(begin)
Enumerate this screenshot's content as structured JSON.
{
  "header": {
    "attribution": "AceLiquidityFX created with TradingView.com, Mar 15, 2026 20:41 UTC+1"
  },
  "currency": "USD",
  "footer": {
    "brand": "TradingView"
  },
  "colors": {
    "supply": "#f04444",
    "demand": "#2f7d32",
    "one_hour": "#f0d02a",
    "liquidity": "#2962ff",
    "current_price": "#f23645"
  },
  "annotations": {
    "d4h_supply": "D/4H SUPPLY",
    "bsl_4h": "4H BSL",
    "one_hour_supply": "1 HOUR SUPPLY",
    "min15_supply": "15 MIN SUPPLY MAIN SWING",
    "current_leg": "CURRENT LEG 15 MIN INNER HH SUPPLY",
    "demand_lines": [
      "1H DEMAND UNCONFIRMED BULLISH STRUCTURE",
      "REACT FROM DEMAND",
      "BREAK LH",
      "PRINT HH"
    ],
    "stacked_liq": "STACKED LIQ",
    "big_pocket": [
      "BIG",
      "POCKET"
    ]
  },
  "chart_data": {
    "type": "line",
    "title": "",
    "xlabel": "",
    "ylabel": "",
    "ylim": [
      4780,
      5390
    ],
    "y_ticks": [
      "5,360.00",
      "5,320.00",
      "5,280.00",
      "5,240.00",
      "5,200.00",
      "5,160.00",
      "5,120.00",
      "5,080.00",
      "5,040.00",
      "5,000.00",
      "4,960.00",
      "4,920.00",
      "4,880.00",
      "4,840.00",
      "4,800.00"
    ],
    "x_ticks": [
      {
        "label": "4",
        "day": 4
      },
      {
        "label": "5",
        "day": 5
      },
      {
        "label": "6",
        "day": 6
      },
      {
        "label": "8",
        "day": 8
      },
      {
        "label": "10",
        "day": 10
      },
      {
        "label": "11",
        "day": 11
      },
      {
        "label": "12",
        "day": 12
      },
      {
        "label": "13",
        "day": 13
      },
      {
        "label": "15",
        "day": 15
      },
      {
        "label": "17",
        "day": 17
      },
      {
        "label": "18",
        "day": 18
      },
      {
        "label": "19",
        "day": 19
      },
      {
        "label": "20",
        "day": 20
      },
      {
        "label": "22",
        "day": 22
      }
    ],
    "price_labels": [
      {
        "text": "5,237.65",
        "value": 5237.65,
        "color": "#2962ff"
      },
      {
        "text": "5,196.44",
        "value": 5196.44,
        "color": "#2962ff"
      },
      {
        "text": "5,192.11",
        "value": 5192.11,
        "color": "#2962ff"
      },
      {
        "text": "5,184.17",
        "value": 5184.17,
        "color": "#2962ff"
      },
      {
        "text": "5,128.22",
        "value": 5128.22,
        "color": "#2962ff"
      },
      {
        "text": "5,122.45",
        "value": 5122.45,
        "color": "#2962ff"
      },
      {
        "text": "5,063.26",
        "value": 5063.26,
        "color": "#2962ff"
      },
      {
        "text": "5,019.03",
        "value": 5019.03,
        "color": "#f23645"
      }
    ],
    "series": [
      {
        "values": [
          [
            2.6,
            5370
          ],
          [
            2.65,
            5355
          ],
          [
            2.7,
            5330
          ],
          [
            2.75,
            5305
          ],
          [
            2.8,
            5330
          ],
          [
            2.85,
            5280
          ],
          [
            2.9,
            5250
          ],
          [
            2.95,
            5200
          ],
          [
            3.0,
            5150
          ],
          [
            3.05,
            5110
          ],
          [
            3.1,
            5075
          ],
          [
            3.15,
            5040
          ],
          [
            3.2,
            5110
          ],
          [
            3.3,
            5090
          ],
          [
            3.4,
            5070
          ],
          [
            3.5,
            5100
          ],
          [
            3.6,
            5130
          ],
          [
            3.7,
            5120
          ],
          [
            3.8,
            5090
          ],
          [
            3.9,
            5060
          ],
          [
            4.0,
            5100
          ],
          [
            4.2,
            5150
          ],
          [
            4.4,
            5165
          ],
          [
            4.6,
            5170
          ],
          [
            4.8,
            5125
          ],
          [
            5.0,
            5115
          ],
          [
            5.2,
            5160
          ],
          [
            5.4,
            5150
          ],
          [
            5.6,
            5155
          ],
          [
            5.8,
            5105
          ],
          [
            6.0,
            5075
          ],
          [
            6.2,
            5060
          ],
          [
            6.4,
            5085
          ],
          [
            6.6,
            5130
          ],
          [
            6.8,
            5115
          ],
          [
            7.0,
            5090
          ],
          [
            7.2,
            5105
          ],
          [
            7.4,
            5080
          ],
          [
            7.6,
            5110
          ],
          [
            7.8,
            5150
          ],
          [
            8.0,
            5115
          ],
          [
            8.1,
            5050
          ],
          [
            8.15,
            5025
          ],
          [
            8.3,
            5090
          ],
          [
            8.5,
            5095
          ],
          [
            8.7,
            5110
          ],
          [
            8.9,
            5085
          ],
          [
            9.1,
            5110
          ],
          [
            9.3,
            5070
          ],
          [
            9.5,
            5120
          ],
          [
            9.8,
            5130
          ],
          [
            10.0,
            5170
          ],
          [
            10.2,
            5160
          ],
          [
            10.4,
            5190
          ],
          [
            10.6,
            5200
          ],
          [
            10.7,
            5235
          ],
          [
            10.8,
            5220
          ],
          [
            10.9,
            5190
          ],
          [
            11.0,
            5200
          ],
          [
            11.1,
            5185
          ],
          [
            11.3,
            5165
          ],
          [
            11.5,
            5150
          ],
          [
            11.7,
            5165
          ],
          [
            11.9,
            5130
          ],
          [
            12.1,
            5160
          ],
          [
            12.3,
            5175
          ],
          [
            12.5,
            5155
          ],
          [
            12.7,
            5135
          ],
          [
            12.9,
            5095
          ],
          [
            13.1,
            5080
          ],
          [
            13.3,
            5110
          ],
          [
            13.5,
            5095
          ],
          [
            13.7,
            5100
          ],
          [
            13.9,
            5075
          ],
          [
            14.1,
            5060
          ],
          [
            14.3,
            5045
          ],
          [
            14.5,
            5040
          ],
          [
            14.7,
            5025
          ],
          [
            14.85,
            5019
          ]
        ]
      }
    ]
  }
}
(end)
▶ Objective
Copy out every line of the data above, exactly as given.

▶ Exercise response
Enumerate this screenshot's content as structured JSON.
{
  "header": {
    "attribution": "AceLiquidityFX created with TradingView.com, Mar 15, 2026 20:41 UTC+1"
  },
  "currency": "USD",
  "footer": {
    "brand": "TradingView"
  },
  "colors": {
    "supply": "#f04444",
    "demand": "#2f7d32",
    "one_hour": "#f0d02a",
    "liquidity": "#2962ff",
    "current_price": "#f23645"
  },
  "annotations": {
    "d4h_supply": "D/4H SUPPLY",
    "bsl_4h": "4H BSL",
    "one_hour_supply": "1 HOUR SUPPLY",
    "min15_supply": "15 MIN SUPPLY MAIN SWING",
    "current_leg": "CURRENT LEG 15 MIN INNER HH SUPPLY",
    "demand_lines": [
      "1H DEMAND UNCONFIRMED BULLISH STRUCTURE",
      "REACT FROM DEMAND",
      "BREAK LH",
      "PRINT HH"
    ],
    "stacked_liq": "STACKED LIQ",
    "big_pocket": [
      "BIG",
      "POCKET"
    ]
  },
  "chart_data": {
    "type": "line",
    "title": "",
    "xlabel": "",
    "ylabel": "",
    "ylim": [
      4780,
      5390
    ],
    "y_ticks": [
      "5,360.00",
      "5,320.00",
      "5,280.00",
      "5,240.00",
      "5,200.00",
      "5,160.00",
      "5,120.00",
      "5,080.00",
      "5,040.00",
      "5,000.00",
      "4,960.00",
      "4,920.00",
      "4,880.00",
      "4,840.00",
      "4,800.00"
    ],
    "x_ticks": [
      {
        "label": "4",
        "day": 4
      },
      {
        "label": "5",
        "day": 5
      },
      {
        "label": "6",
        "day": 6
      },
      {
        "label": "8",
        "day": 8
      },
      {
        "label": "10",
        "day": 10
      },
      {
        "label": "11",
        "day": 11
      },
      {
        "label": "12",
        "day": 12
      },
      {
        "label": "13",
        "day": 13
      },
      {
        "label": "15",
        "day": 15
      },
      {
        "label": "17",
        "day": 17
      },
      {
        "label": "18",
        "day": 18
      },
      {
        "label": "19",
        "day": 19
      },
      {
        "label": "20",
        "day": 20
      },
      {
        "label": "22",
        "day": 22
      }
    ],
    "price_labels": [
      {
        "text": "5,237.65",
        "value": 5237.65,
        "color": "#2962ff"
      },
      {
        "text": "5,196.44",
        "value": 5196.44,
        "color": "#2962ff"
      },
      {
        "text": "5,192.11",
        "value": 5192.11,
        "color": "#2962ff"
      },
      {
        "text": "5,184.17",
        "value": 5184.17,
        "color": "#2962ff"
      },
      {
        "text": "5,128.22",
        "value": 5128.22,
        "color": "#2962ff"
      },
      {
        "text": "5,122.45",
        "value": 5122.45,
        "color": "#2962ff"
      },
      {
        "text": "5,063.26",
        "value": 5063.26,
        "color": "#2962ff"
      },
      {
        "text": "5,019.03",
        "value": 5019.03,
        "color": "#f23645"
      }
    ],
    "series": [
      {
        "values": [
          [
            2.6,
            5370
          ],
          [
            2.65,
            5355
          ],
          [
            2.7,
            5330
          ],
          [
            2.75,
            5305
          ],
          [
            2.8,
            5330
          ],
          [
            2.85,
            5280
          ],
          [
            2.9,
            5250
          ],
          [
            2.95,
            5200
          ],
          [
            3.0,
            5150
          ],
          [
            3.05,
            5110
          ],
          [
            3.1,
            5075
          ],
          [
            3.15,
            5040
          ],
          [
            3.2,
            5110
          ],
          [
            3.3,
            5090
          ],
          [
            3.4,
            5070
          ],
          [
            3.5,
            5100
          ],
          [
            3.6,
            5130
          ],
          [
            3.7,
            5120
          ],
          [
            3.8,
            5090
          ],
          [
            3.9,
            5060
          ],
          [
            4.0,
            5100
          ],
          [
            4.2,
            5150
          ],
          [
            4.4,
            5165
          ],
          [
            4.6,
            5170
          ],
          [
            4.8,
            5125
          ],
          [
            5.0,
            5115
          ],
          [
            5.2,
            5160
          ],
          [
            5.4,
            5150
          ],
          [
            5.6,
            5155
          ],
          [
            5.8,
            5105
          ],
          [
            6.0,
            5075
          ],
          [
            6.2,
            5060
          ],
          [
            6.4,
            5085
          ],
          [
            6.6,
            5130
          ],
          [
            6.8,
            5115
          ],
          [
            7.0,
            5090
          ],
          [
            7.2,
            5105
          ],
          [
            7.4,
            5080
          ],
          [
            7.6,
            5110
          ],
          [
            7.8,
            5150
          ],
          [
            8.0,
            5115
          ],
          [
            8.1,
            5050
          ],
          [
            8.15,
            5025
          ],
          [
            8.3,
            5090
          ],
          [
            8.5,
            5095
          ],
          [
            8.7,
            5110
          ],
          [
            8.9,
            5085
          ],
          [
            9.1,
            5110
          ],
          [
            9.3,
            5070
          ],
          [
            9.5,
            5120
          ],
          [
            9.8,
            5130
          ],
          [
            10.0,
            5170
          ],
          [
            10.2,
            5160
          ],
          [
            10.4,
            5190
          ],
          [
            10.6,
            5200
          ],
          [
            10.7,
            5235
          ],
          [
            10.8,
            5220
          ],
          [
            10.9,
            5190
          ],
          [
            11.0,
            5200
          ],
          [
            11.1,
            5185
          ],
          [
            11.3,
            5165
          ],
          [
            11.5,
            5150
          ],
          [
            11.7,
            5165
          ],
          [
            11.9,
            5130
          ],
          [
            12.1,
            5160
          ],
          [
            12.3,
            5175
          ],
          [
            12.5,
            5155
          ],
          [
            12.7,
            5135
          ],
          [
            12.9,
            5095
          ],
          [
            13.1,
            5080
          ],
          [
            13.3,
            5110
          ],
          [
            13.5,
            5095
          ],
          [
            13.7,
            5100
          ],
          [
            13.9,
            5075
          ],
          [
            14.1,
            5060
          ],
          [
            14.3,
            5045
          ],
          [
            14.5,
            5040
          ],
          [
            14.7,
            5025
          ],
          [
            14.85,
            5019
          ]
        ]
      }
    ]
  }
}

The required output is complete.